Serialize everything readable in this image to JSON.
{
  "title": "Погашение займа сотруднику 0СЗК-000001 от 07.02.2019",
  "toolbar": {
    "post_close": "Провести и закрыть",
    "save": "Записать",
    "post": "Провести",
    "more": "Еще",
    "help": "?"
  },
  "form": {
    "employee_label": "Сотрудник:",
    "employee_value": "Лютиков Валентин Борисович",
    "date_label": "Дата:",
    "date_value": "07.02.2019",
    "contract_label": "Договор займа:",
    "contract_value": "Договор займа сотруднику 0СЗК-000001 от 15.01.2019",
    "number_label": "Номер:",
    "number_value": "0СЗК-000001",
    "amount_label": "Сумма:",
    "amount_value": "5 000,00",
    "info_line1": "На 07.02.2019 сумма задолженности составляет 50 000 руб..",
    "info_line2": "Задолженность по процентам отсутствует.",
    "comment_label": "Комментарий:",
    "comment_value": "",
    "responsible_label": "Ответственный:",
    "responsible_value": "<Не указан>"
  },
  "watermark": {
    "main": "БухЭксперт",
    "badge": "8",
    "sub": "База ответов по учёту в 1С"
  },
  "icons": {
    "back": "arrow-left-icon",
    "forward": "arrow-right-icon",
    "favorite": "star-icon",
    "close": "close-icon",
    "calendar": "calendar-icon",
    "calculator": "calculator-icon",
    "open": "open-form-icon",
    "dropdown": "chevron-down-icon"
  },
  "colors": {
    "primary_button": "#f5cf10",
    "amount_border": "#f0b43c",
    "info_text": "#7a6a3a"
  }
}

## Required work:
Return each line of the records above exactly as it reads.

## Full response:
Serialize everything readable in this image to JSON.
{
  "title": "Погашение займа сотруднику 0СЗК-000001 от 07.02.2019",
  "toolbar": {
    "post_close": "Провести и закрыть",
    "save": "Записать",
    "post": "Провести",
    "more": "Еще",
    "help": "?"
  },
  "form": {
    "employee_label": "Сотрудник:",
    "employee_value": "Лютиков Валентин Борисович",
    "date_label": "Дата:",
    "date_value": "07.02.2019",
    "contract_label": "Договор займа:",
    "contract_value": "Договор займа сотруднику 0СЗК-000001 от 15.01.2019",
    "number_label": "Номер:",
    "number_value": "0СЗК-000001",
    "amount_label": "Сумма:",
    "amount_value": "5 000,00",
    "info_line1": "На 07.02.2019 сумма задолженности составляет 50 000 руб..",
    "info_line2": "Задолженность по процентам отсутствует.",
    "comment_label": "Комментарий:",
    "comment_value": "",
    "responsible_label": "Ответственный:",
    "responsible_value": "<Не указан>"
  },
  "watermark": {
    "main": "БухЭксперт",
    "badge": "8",
    "sub": "База ответов по учёту в 1С"
  },
  "icons": {
    "back": "arrow-left-icon",
    "forward": "arrow-right-icon",
    "favorite": "star-icon",
    "close": "close-icon",
    "calendar": "calendar-icon",
    "calculator": "calculator-icon",
    "open": "open-form-icon",
    "dropdown": "chevron-down-icon"
  },
  "colors": {
    "primary_button": "#f5cf10",
    "amount_border": "#f0b43c",
    "info_text": "#7a6a3a"
  }
}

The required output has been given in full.